▸ **INSTRUCTIONS TO FOLLOW**
Lines holding the string "content" are the ones to copy; find them all in the data.

▸ **SUPPLIED MATERIAL**

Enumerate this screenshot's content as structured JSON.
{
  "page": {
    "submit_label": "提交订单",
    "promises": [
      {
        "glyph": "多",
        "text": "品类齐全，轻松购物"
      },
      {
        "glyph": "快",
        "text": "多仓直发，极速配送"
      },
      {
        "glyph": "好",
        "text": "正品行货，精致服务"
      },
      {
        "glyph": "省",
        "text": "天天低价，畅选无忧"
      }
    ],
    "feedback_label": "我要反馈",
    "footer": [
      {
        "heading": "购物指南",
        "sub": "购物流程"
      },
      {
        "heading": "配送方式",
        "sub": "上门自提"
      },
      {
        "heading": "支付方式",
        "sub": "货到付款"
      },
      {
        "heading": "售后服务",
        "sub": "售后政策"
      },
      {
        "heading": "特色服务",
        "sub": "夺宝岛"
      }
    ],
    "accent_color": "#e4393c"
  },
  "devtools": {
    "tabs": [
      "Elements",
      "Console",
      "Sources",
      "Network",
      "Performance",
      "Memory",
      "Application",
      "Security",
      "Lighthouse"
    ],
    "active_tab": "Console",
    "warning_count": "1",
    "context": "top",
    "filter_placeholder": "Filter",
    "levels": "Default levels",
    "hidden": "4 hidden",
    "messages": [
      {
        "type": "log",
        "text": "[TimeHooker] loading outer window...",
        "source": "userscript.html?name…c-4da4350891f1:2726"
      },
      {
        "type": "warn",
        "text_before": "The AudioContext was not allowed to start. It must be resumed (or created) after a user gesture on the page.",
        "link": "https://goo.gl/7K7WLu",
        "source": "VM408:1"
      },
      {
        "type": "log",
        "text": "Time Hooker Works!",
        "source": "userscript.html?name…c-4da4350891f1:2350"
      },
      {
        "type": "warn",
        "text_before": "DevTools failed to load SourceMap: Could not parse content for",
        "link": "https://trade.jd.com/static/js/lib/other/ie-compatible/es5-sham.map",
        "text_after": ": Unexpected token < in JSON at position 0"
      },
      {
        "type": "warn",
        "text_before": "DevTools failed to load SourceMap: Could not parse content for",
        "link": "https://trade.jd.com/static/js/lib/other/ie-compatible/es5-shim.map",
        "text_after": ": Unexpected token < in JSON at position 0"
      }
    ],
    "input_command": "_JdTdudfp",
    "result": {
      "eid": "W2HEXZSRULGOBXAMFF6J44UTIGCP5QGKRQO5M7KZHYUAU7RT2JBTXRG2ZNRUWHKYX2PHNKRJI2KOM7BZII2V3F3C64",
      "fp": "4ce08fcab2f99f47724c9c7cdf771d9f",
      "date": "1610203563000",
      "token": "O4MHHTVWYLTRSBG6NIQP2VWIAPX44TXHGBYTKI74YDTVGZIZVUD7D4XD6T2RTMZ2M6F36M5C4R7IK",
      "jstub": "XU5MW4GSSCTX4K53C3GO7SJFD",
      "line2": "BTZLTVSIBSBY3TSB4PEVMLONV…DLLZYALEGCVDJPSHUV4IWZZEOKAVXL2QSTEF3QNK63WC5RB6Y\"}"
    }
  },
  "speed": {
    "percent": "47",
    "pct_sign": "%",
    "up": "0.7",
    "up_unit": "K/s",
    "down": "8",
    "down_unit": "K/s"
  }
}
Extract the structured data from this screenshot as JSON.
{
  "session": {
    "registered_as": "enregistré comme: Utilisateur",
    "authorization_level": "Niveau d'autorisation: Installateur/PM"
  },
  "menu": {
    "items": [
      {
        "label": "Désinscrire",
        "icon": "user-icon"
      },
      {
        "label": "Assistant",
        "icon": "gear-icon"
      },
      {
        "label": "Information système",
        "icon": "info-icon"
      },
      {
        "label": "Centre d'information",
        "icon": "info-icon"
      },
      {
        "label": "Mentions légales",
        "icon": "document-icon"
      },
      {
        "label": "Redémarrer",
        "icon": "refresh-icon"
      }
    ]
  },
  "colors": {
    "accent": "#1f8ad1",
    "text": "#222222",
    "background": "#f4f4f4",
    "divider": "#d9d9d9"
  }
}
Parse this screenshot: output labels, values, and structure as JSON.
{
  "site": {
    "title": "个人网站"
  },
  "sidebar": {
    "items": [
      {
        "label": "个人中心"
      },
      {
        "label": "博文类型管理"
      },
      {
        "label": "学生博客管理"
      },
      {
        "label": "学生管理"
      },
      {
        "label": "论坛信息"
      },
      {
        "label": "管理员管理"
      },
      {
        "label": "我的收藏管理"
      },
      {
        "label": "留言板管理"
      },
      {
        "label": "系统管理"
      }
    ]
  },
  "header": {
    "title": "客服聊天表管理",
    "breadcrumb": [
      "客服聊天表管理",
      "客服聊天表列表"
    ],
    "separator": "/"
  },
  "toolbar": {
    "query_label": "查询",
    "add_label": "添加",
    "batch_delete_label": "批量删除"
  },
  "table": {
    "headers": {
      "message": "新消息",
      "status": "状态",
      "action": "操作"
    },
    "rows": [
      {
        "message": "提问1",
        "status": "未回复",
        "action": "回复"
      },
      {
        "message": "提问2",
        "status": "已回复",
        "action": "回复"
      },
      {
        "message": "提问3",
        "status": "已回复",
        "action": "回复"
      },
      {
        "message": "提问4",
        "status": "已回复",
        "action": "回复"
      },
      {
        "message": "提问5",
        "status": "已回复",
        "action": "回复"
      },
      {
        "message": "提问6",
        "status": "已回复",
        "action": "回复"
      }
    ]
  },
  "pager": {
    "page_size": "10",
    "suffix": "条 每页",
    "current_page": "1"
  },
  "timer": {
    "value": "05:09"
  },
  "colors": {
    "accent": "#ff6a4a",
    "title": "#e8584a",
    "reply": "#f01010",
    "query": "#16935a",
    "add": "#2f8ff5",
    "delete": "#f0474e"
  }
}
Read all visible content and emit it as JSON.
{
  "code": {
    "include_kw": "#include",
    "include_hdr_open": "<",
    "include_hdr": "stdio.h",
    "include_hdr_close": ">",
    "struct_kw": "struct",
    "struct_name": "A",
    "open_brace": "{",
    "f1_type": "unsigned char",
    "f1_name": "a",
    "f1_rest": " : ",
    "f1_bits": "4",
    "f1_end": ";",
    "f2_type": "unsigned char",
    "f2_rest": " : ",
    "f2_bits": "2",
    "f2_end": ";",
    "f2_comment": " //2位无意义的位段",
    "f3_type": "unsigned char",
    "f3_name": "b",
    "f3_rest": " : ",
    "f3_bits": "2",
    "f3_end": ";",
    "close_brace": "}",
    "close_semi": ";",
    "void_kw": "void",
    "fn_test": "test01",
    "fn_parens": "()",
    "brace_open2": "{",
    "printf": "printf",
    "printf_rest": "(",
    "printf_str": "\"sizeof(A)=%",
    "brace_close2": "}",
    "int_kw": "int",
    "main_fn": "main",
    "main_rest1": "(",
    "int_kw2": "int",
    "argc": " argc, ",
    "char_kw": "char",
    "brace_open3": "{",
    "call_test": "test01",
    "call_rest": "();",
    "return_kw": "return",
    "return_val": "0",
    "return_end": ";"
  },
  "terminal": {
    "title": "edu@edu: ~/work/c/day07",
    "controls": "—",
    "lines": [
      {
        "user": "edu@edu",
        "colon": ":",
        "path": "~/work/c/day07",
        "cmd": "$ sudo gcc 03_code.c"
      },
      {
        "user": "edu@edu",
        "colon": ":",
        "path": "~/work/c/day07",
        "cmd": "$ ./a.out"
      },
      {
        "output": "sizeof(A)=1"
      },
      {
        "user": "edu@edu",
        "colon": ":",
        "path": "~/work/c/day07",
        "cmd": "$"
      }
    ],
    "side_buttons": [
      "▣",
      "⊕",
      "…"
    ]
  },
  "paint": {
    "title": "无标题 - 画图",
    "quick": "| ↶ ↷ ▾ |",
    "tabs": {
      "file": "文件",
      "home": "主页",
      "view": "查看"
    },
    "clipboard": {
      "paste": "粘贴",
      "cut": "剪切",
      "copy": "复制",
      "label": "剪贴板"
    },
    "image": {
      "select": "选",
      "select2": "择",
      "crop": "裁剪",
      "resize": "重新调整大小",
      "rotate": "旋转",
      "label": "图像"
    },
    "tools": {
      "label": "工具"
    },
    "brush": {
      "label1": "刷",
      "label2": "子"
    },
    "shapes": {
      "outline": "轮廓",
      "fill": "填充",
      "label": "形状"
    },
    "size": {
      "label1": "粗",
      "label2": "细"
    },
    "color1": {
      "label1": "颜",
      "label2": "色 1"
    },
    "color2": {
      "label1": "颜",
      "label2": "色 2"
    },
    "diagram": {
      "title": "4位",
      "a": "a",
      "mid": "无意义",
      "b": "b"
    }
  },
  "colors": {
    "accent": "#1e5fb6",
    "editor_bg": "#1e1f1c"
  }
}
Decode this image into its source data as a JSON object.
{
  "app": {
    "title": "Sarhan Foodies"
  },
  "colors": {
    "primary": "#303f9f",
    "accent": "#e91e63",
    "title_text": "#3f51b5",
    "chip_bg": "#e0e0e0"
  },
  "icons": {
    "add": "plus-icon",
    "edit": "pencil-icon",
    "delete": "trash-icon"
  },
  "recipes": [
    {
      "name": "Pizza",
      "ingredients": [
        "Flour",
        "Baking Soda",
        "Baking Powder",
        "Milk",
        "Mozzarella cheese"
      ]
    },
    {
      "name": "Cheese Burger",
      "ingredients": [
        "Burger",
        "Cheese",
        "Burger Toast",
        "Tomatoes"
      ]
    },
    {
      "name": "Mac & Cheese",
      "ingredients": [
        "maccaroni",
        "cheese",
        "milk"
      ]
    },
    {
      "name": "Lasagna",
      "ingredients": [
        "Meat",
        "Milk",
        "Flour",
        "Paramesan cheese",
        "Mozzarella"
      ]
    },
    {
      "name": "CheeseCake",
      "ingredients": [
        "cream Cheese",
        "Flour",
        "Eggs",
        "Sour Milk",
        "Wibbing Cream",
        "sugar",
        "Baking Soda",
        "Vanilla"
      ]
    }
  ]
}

▸ **FINAL RESULT**
Enumerate this screenshot's content as structured JSON.
        "text_before": "DevTools failed to load SourceMap: Could not parse content for",
        "text_before": "DevTools failed to load SourceMap: Could not parse content for",
Read all visible content and emit it as JSON.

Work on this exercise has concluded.